[Collected data entries]
[Begin]

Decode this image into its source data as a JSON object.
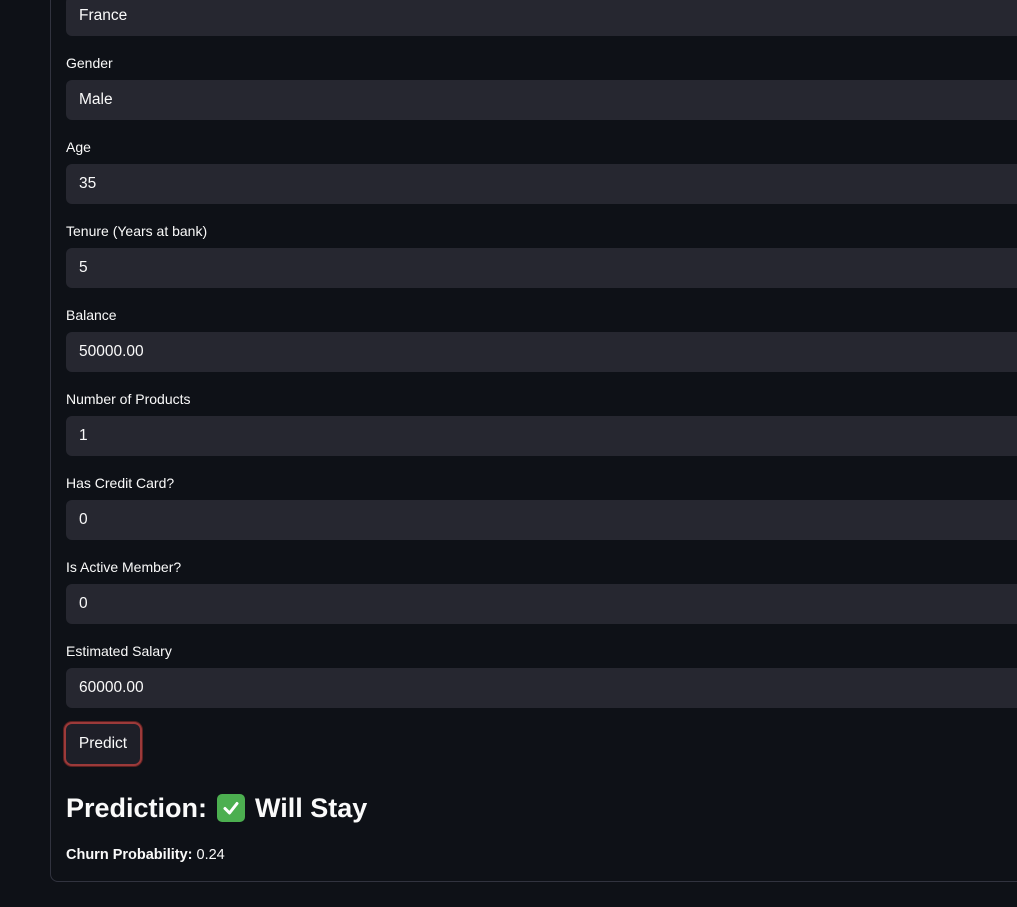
{
  "form": {
    "geography_value": "France",
    "fields": [
      {
        "label": "Gender",
        "value": "Male"
      },
      {
        "label": "Age",
        "value": "35"
      },
      {
        "label": "Tenure (Years at bank)",
        "value": "5"
      },
      {
        "label": "Balance",
        "value": "50000.00"
      },
      {
        "label": "Number of Products",
        "value": "1"
      },
      {
        "label": "Has Credit Card?",
        "value": "0"
      },
      {
        "label": "Is Active Member?",
        "value": "0"
      },
      {
        "label": "Estimated Salary",
        "value": "60000.00"
      }
    ],
    "predict_label": "Predict"
  },
  "result": {
    "prediction_prefix": "Prediction:",
    "prediction_icon": "check-mark-icon",
    "prediction_text": "Will Stay",
    "probability_label": "Churn Probability:",
    "probability_value": "0.24"
  },
  "colors": {
    "background": "#0e1117",
    "input_bg": "#262730",
    "button_border": "#9c3a3a",
    "check_green": "#4caf50"
  }
}
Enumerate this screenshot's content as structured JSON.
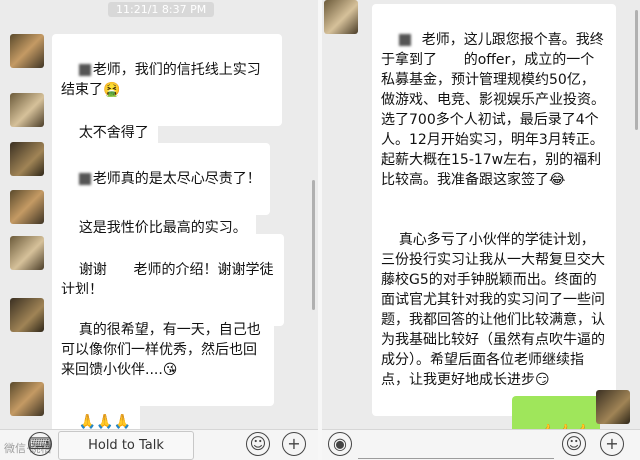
{
  "left": {
    "timestamp": "11:21/1 8:37 PM",
    "messages": [
      {
        "text": "老师，我们的信托线上实习结束了🤮"
      },
      {
        "text": "太不舍得了"
      },
      {
        "text": "老师真的是太尽心尽责了！"
      },
      {
        "text": "这是我性价比最高的实习。"
      },
      {
        "text": "谢谢      老师的介绍！谢谢学徒计划！"
      },
      {
        "text": "真的很希望，有一天，自己也可以像你们一样优秀，然后也回来回馈小伙伴....😘"
      },
      {
        "text": "🙏🙏🙏"
      }
    ],
    "input_bar": {
      "hold_to_talk": "Hold to Talk",
      "watermark": "微信·跳槽"
    }
  },
  "right": {
    "messages": [
      {
        "text": "  老师，这儿跟您报个喜。我终于拿到了      的offer，成立的一个私募基金，预计管理规模约50亿，做游戏、电竞、影视娱乐产业投资。选了700多个人初试，最后录了4个人。12月开始实习，明年3月转正。起薪大概在15-17w左右，别的福利比较高。我准备跟这家签了😂"
      },
      {
        "text": "真心多亏了小伙伴的学徒计划，三份投行实习让我从一大帮复旦交大藤校G5的对手钟脱颖而出。终面的面试官尤其针对我的实习问了一些问题，我都回答的让他们比较满意，认为我基础比较好（虽然有点吹牛逼的成分）。希望后面各位老师继续指点，让我更好地成长进步😏"
      },
      {
        "text": "👍👍👍"
      }
    ]
  }
}
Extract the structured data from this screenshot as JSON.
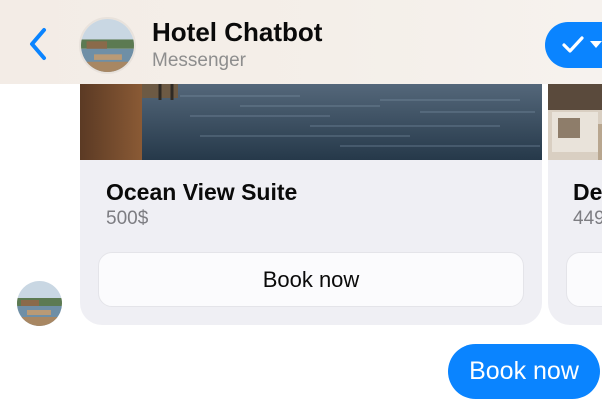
{
  "header": {
    "title": "Hotel Chatbot",
    "subtitle": "Messenger",
    "back_icon": "chevron-left-icon",
    "done_icon": "checkmark-icon",
    "accent_color": "#0a84ff"
  },
  "carousel": {
    "cards": [
      {
        "title": "Ocean View Suite",
        "price": "500$",
        "button_label": "Book now"
      },
      {
        "title": "De",
        "price": "449",
        "button_label": ""
      }
    ]
  },
  "messages": {
    "user_reply": "Book now"
  }
}
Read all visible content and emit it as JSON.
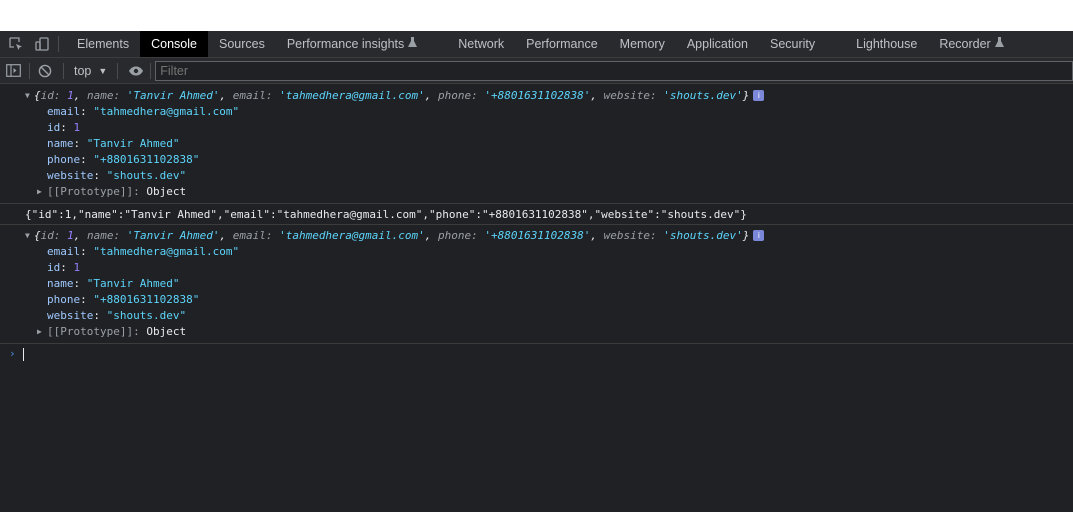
{
  "tabs": [
    {
      "label": "Elements"
    },
    {
      "label": "Console"
    },
    {
      "label": "Sources"
    },
    {
      "label": "Performance insights"
    },
    {
      "label": "Network"
    },
    {
      "label": "Performance"
    },
    {
      "label": "Memory"
    },
    {
      "label": "Application"
    },
    {
      "label": "Security"
    },
    {
      "label": "Lighthouse"
    },
    {
      "label": "Recorder"
    }
  ],
  "active_tab": "Console",
  "toolbar": {
    "context": "top",
    "filter_placeholder": "Filter"
  },
  "object": {
    "id": "1",
    "name": "'Tanvir Ahmed'",
    "email": "'tahmedhera@gmail.com'",
    "phone": "'+8801631102838'",
    "website": "'shouts.dev'",
    "email_value": "\"tahmedhera@gmail.com\"",
    "name_value": "\"Tanvir Ahmed\"",
    "phone_value": "\"+8801631102838\"",
    "website_value": "\"shouts.dev\"",
    "prototype_label": "[[Prototype]]",
    "prototype_value": "Object"
  },
  "json_line": "{\"id\":1,\"name\":\"Tanvir Ahmed\",\"email\":\"tahmedhera@gmail.com\",\"phone\":\"+8801631102838\",\"website\":\"shouts.dev\"}",
  "info_badge": "i",
  "colors": {
    "background": "#202124",
    "toolbar": "#292a2d",
    "string": "#5cd5fb",
    "number": "#9980ff",
    "key": "#9fc9ff",
    "prompt": "#4e8ee2"
  }
}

[End]

**What the task requires:**
Copy out the data above exactly, except the pictures.

**Worked answer:**
Decode this image into its source data as a JSON object.
{
  "form": {
    "geography_value": "France",
    "fields": [
      {
        "label": "Gender",
        "value": "Male"
      },
      {
        "label": "Age",
        "value": "35"
      },
      {
        "label": "Tenure (Years at bank)",
        "value": "5"
      },
      {
        "label": "Balance",
        "value": "50000.00"
      },
      {
        "label": "Number of Products",
        "value": "1"
      },
      {
        "label": "Has Credit Card?",
        "value": "0"
      },
      {
        "label": "Is Active Member?",
        "value": "0"
      },
      {
        "label": "Estimated Salary",
        "value": "60000.00"
      }
    ],
    "predict_label": "Predict"
  },
  "result": {
    "prediction_prefix": "Prediction:",
    "prediction_icon": "check-mark-icon",
    "prediction_text": "Will Stay",
    "probability_label": "Churn Probability:",
    "probability_value": "0.24"
  },
  "colors": {
    "background": "#0e1117",
    "input_bg": "#262730",
    "button_border": "#9c3a3a",
    "check_green": "#4caf50"
  }
}
Enumerate this screenshot's content as structured JSON.
{
  "left": {
    "timestamp": "11:21/1 8:37 PM",
    "messages": [
      {
        "text": "老师，我们的信托线上实习结束了🤮"
      },
      {
        "text": "太不舍得了"
      },
      {
        "text": "老师真的是太尽心尽责了！"
      },
      {
        "text": "这是我性价比最高的实习。"
      },
      {
        "text": "谢谢      老师的介绍！谢谢学徒计划！"
      },
      {
        "text": "真的很希望，有一天，自己也可以像你们一样优秀，然后也回来回馈小伙伴....😘"
      },
      {
        "text": "🙏🙏🙏"
      }
    ],
    "input_bar": {
      "hold_to_talk": "Hold to Talk",
      "watermark": "微信·跳槽"
    }
  },
  "right": {
    "messages": [
      {
        "text": "  老师，这儿跟您报个喜。我终于拿到了      的offer，成立的一个私募基金，预计管理规模约50亿，做游戏、电竞、影视娱乐产业投资。选了700多个人初试，最后录了4个人。12月开始实习，明年3月转正。起薪大概在15-17w左右，别的福利比较高。我准备跟这家签了😂"
      },
      {
        "text": "真心多亏了小伙伴的学徒计划，三份投行实习让我从一大帮复旦交大藤校G5的对手钟脱颖而出。终面的面试官尤其针对我的实习问了一些问题，我都回答的让他们比较满意，认为我基础比较好（虽然有点吹牛逼的成分）。希望后面各位老师继续指点，让我更好地成长进步😏"
      },
      {
        "text": "👍👍👍"
      }
    ]
  }
}
Extract the structured data from this screenshot as JSON.
{
  "header": {
    "title": "Hotel Chatbot",
    "subtitle": "Messenger",
    "back_icon": "chevron-left-icon",
    "done_icon": "checkmark-icon",
    "accent_color": "#0a84ff"
  },
  "carousel": {
    "cards": [
      {
        "title": "Ocean View Suite",
        "price": "500$",
        "button_label": "Book now"
      },
      {
        "title": "De",
        "price": "449",
        "button_label": ""
      }
    ]
  },
  "messages": {
    "user_reply": "Book now"
  }
}
Read all visible content and emit it as JSON.
{
  "tabs": [
    {
      "label": "Elements"
    },
    {
      "label": "Console"
    },
    {
      "label": "Sources"
    },
    {
      "label": "Performance insights"
    },
    {
      "label": "Network"
    },
    {
      "label": "Performance"
    },
    {
      "label": "Memory"
    },
    {
      "label": "Application"
    },
    {
      "label": "Security"
    },
    {
      "label": "Lighthouse"
    },
    {
      "label": "Recorder"
    }
  ],
  "active_tab": "Console",
  "toolbar": {
    "context": "top",
    "filter_placeholder": "Filter"
  },
  "object": {
    "id": "1",
    "name": "'Tanvir Ahmed'",
    "email": "'tahmedhera@gmail.com'",
    "phone": "'+8801631102838'",
    "website": "'shouts.dev'",
    "email_value": "\"tahmedhera@gmail.com\"",
    "name_value": "\"Tanvir Ahmed\"",
    "phone_value": "\"+8801631102838\"",
    "website_value": "\"shouts.dev\"",
    "prototype_label": "[[Prototype]]",
    "prototype_value": "Object"
  },
  "json_line": "{\"id\":1,\"name\":\"Tanvir Ahmed\",\"email\":\"tahmedhera@gmail.com\",\"phone\":\"+8801631102838\",\"website\":\"shouts.dev\"}",
  "info_badge": "i",
  "colors": {
    "background": "#202124",
    "toolbar": "#292a2d",
    "string": "#5cd5fb",
    "number": "#9980ff",
    "key": "#9fc9ff",
    "prompt": "#4e8ee2"
  }
}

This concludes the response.